───── Given data
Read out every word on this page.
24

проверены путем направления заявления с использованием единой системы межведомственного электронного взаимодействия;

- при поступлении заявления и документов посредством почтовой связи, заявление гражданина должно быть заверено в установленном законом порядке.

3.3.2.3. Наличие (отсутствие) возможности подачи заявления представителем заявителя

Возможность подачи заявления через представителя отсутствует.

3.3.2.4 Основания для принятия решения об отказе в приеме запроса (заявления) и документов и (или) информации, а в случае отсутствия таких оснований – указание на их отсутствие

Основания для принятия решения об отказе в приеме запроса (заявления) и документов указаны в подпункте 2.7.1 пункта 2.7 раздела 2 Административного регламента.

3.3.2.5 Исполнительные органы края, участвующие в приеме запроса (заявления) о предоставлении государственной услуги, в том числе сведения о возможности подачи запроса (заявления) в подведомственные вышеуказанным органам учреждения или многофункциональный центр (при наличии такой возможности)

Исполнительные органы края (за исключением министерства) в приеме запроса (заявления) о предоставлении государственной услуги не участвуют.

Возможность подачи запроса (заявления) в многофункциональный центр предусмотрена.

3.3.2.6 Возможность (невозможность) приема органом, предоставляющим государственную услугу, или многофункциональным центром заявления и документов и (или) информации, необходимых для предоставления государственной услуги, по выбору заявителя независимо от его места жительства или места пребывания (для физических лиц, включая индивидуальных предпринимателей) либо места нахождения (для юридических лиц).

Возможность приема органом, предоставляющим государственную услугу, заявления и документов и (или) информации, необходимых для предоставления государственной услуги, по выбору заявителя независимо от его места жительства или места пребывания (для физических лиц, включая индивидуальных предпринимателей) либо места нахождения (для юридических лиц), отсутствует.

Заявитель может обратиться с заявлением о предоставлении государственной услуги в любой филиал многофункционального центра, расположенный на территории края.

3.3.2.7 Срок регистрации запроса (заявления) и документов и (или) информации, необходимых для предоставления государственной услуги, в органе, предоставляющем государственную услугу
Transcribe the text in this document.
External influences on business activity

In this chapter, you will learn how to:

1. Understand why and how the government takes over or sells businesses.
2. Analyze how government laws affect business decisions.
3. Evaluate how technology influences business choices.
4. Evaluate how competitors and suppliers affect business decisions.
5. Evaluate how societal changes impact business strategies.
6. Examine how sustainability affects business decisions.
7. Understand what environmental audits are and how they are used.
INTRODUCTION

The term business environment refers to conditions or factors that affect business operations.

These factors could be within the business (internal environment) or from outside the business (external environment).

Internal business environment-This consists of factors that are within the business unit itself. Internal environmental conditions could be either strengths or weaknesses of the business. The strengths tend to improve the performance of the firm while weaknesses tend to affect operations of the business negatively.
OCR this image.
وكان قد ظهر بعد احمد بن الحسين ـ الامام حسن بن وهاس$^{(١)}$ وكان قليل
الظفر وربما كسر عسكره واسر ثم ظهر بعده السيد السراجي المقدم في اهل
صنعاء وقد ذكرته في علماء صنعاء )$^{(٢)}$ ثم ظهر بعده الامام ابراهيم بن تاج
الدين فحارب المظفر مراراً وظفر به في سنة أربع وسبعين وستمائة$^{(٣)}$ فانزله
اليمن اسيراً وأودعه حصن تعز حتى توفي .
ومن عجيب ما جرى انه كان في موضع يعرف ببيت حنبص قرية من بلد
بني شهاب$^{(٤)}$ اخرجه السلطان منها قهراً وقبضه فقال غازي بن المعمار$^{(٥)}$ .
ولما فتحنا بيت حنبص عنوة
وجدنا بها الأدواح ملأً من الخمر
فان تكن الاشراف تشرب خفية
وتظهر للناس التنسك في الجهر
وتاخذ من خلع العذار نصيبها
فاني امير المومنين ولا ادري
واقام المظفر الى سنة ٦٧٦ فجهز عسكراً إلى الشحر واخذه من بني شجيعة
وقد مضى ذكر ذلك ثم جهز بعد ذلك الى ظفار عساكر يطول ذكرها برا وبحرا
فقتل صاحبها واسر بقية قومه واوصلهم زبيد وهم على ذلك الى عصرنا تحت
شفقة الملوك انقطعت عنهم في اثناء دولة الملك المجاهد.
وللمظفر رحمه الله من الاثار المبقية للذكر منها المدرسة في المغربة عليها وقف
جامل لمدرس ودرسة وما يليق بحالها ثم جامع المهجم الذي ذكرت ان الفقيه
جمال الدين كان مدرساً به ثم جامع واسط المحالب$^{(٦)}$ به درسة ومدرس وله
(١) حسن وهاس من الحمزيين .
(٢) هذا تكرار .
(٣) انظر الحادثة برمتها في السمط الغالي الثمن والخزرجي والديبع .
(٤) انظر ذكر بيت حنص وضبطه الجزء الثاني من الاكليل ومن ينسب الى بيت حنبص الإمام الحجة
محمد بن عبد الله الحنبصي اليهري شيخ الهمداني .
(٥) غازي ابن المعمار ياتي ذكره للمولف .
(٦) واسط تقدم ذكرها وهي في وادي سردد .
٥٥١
──────────
### The exercise
Going through the lines above one by one, tally those with the word "وهاس" and give only the total.

### Problem solution
2